▸ Written task
Check every line of the material below for the string "горки", and return the ones that have it.

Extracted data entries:
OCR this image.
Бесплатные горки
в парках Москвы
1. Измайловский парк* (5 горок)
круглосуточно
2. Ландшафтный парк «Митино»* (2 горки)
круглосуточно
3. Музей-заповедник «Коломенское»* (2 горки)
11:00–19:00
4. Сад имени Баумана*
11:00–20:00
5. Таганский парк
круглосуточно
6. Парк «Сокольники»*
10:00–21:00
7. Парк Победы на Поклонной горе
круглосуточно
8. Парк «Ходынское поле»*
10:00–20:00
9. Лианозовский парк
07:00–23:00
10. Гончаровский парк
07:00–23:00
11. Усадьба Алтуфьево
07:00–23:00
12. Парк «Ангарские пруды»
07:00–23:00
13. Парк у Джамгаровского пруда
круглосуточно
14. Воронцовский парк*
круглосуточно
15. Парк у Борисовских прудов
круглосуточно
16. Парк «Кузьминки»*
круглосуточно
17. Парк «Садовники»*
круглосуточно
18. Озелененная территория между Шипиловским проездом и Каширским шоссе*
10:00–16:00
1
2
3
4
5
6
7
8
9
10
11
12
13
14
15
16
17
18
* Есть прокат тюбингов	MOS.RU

▸ Response to the task
Бесплатные горки
2. Ландшафтный парк «Митино»* (2 горки)
3. Музей-заповедник «Коломенское»* (2 горки)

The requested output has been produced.